> **EXERCISE AIM**
Give the material once more, word for word, without any images.
============================================================
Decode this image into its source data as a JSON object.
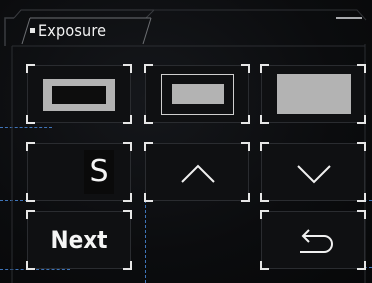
{
  "panel": {
    "title": "Exposure"
  },
  "buttons": {
    "metering_spot": "metering-spot",
    "metering_center": "metering-center",
    "metering_full": "metering-full",
    "shutter_priority": "S",
    "increase": "up",
    "decrease": "down",
    "next": "Next",
    "back": "back"
  },
  "colors": {
    "accent_guide": "#3f74b8",
    "frame": "#3a3c40",
    "corner": "#e6e6e6"
  }
}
============================================================
> **THE OUTPUT**
Decode this image into its source data as a JSON object.
{
  "panel": {
    "title": "Exposure"
  },
  "buttons": {
    "metering_spot": "metering-spot",
    "metering_center": "metering-center",
    "metering_full": "metering-full",
    "shutter_priority": "S",
    "increase": "up",
    "decrease": "down",
    "next": "Next",
    "back": "back"
  },
  "colors": {
    "accent_guide": "#3f74b8",
    "frame": "#3a3c40",
    "corner": "#e6e6e6"
  }
}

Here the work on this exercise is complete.